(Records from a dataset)
※
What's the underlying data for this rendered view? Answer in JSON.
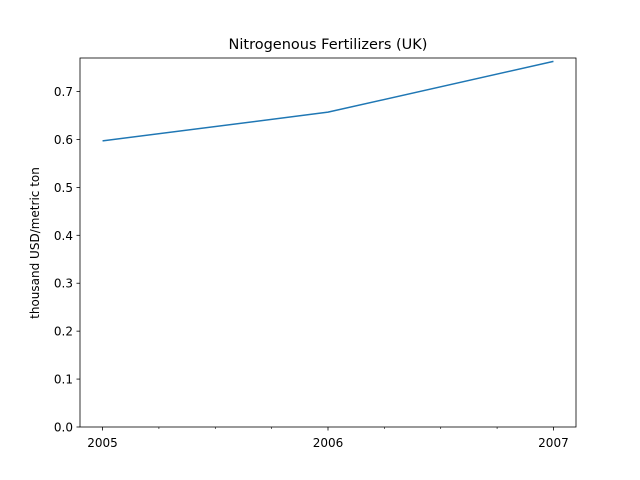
{
  "chart_data": {
    "type": "line",
    "title": "Nitrogenous Fertilizers (UK)",
    "xlabel": "",
    "ylabel": "thousand USD/metric ton",
    "x": [
      2005,
      2006,
      2007
    ],
    "series": [
      {
        "values": [
          0.597,
          0.657,
          0.763
        ],
        "color": "#1f77b4"
      }
    ],
    "xlim": [
      2004.9,
      2007.1
    ],
    "ylim": [
      0.0,
      0.77
    ],
    "x_ticks": [
      "2005",
      "2006",
      "2007"
    ],
    "x_minor_ticks": [
      2005.25,
      2005.5,
      2005.75,
      2006.25,
      2006.5,
      2006.75
    ],
    "y_ticks": [
      "0.0",
      "0.1",
      "0.2",
      "0.3",
      "0.4",
      "0.5",
      "0.6",
      "0.7"
    ],
    "grid": false,
    "legend": "none"
  }
}
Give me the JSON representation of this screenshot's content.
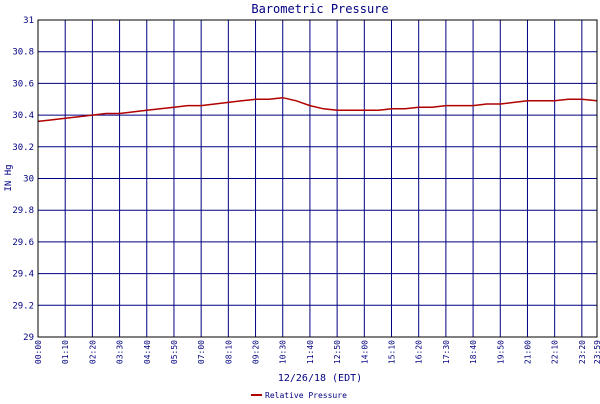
{
  "colors": {
    "background": "#ffffff",
    "plot_border": "#000000",
    "grid": "#000080",
    "text": "#000080",
    "series": "#b00000"
  },
  "chart_data": {
    "type": "line",
    "title": "Barometric Pressure",
    "xlabel": "12/26/18 (EDT)",
    "ylabel": "IN Hg",
    "ylim": [
      29,
      31
    ],
    "y_ticks": [
      "29",
      "29.2",
      "29.4",
      "29.6",
      "29.8",
      "30",
      "30.2",
      "30.4",
      "30.6",
      "30.8",
      "31"
    ],
    "x_ticks": [
      "00:00",
      "01:10",
      "02:20",
      "03:30",
      "04:40",
      "05:50",
      "07:00",
      "08:10",
      "09:20",
      "10:30",
      "11:40",
      "12:50",
      "14:00",
      "15:10",
      "16:20",
      "17:30",
      "18:40",
      "19:50",
      "21:00",
      "22:10",
      "23:20",
      "23:59"
    ],
    "x_tick_minutes": [
      0,
      70,
      140,
      210,
      280,
      350,
      420,
      490,
      560,
      630,
      700,
      770,
      840,
      910,
      980,
      1050,
      1120,
      1190,
      1260,
      1330,
      1400,
      1439
    ],
    "xlim_minutes": [
      0,
      1439
    ],
    "grid": true,
    "legend_position": "bottom-center",
    "series": [
      {
        "name": "Relative Pressure",
        "x_minutes": [
          0,
          35,
          70,
          105,
          140,
          175,
          210,
          245,
          280,
          315,
          350,
          385,
          420,
          455,
          490,
          525,
          560,
          595,
          630,
          665,
          700,
          735,
          770,
          805,
          840,
          875,
          910,
          945,
          980,
          1015,
          1050,
          1085,
          1120,
          1155,
          1190,
          1225,
          1260,
          1295,
          1330,
          1365,
          1400,
          1439
        ],
        "values": [
          30.36,
          30.37,
          30.38,
          30.39,
          30.4,
          30.41,
          30.41,
          30.42,
          30.43,
          30.44,
          30.45,
          30.46,
          30.46,
          30.47,
          30.48,
          30.49,
          30.5,
          30.5,
          30.51,
          30.49,
          30.46,
          30.44,
          30.43,
          30.43,
          30.43,
          30.43,
          30.44,
          30.44,
          30.45,
          30.45,
          30.46,
          30.46,
          30.46,
          30.47,
          30.47,
          30.48,
          30.49,
          30.49,
          30.49,
          30.5,
          30.5,
          30.49
        ]
      }
    ]
  }
}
※
REQUIREMENT: Transcribe all the data word for word; the images stay out.

EXERCISE RESPONSE:
What's the underlying data for this rendered view? Answer in JSON.
{
  "chart_data": {
    "type": "line",
    "title": "Nitrogenous Fertilizers (UK)",
    "xlabel": "",
    "ylabel": "thousand USD/metric ton",
    "x": [
      2005,
      2006,
      2007
    ],
    "series": [
      {
        "values": [
          0.597,
          0.657,
          0.763
        ],
        "color": "#1f77b4"
      }
    ],
    "xlim": [
      2004.9,
      2007.1
    ],
    "ylim": [
      0.0,
      0.77
    ],
    "x_ticks": [
      "2005",
      "2006",
      "2007"
    ],
    "x_minor_ticks": [
      2005.25,
      2005.5,
      2005.75,
      2006.25,
      2006.5,
      2006.75
    ],
    "y_ticks": [
      "0.0",
      "0.1",
      "0.2",
      "0.3",
      "0.4",
      "0.5",
      "0.6",
      "0.7"
    ],
    "grid": false,
    "legend": "none"
  }
}
Give me the JSON representation of this screenshot's content.
{
  "colors": {
    "background": "#ffffff",
    "plot_border": "#000000",
    "grid": "#000080",
    "text": "#000080",
    "series": "#b00000"
  },
  "chart_data": {
    "type": "line",
    "title": "Barometric Pressure",
    "xlabel": "12/26/18 (EDT)",
    "ylabel": "IN Hg",
    "ylim": [
      29,
      31
    ],
    "y_ticks": [
      "29",
      "29.2",
      "29.4",
      "29.6",
      "29.8",
      "30",
      "30.2",
      "30.4",
      "30.6",
      "30.8",
      "31"
    ],
    "x_ticks": [
      "00:00",
      "01:10",
      "02:20",
      "03:30",
      "04:40",
      "05:50",
      "07:00",
      "08:10",
      "09:20",
      "10:30",
      "11:40",
      "12:50",
      "14:00",
      "15:10",
      "16:20",
      "17:30",
      "18:40",
      "19:50",
      "21:00",
      "22:10",
      "23:20",
      "23:59"
    ],
    "x_tick_minutes": [
      0,
      70,
      140,
      210,
      280,
      350,
      420,
      490,
      560,
      630,
      700,
      770,
      840,
      910,
      980,
      1050,
      1120,
      1190,
      1260,
      1330,
      1400,
      1439
    ],
    "xlim_minutes": [
      0,
      1439
    ],
    "grid": true,
    "legend_position": "bottom-center",
    "series": [
      {
        "name": "Relative Pressure",
        "x_minutes": [
          0,
          35,
          70,
          105,
          140,
          175,
          210,
          245,
          280,
          315,
          350,
          385,
          420,
          455,
          490,
          525,
          560,
          595,
          630,
          665,
          700,
          735,
          770,
          805,
          840,
          875,
          910,
          945,
          980,
          1015,
          1050,
          1085,
          1120,
          1155,
          1190,
          1225,
          1260,
          1295,
          1330,
          1365,
          1400,
          1439
        ],
        "values": [
          30.36,
          30.37,
          30.38,
          30.39,
          30.4,
          30.41,
          30.41,
          30.42,
          30.43,
          30.44,
          30.45,
          30.46,
          30.46,
          30.47,
          30.48,
          30.49,
          30.5,
          30.5,
          30.51,
          30.49,
          30.46,
          30.44,
          30.43,
          30.43,
          30.43,
          30.43,
          30.44,
          30.44,
          30.45,
          30.45,
          30.46,
          30.46,
          30.46,
          30.47,
          30.47,
          30.48,
          30.49,
          30.49,
          30.49,
          30.5,
          30.5,
          30.49
        ]
      }
    ]
  }
}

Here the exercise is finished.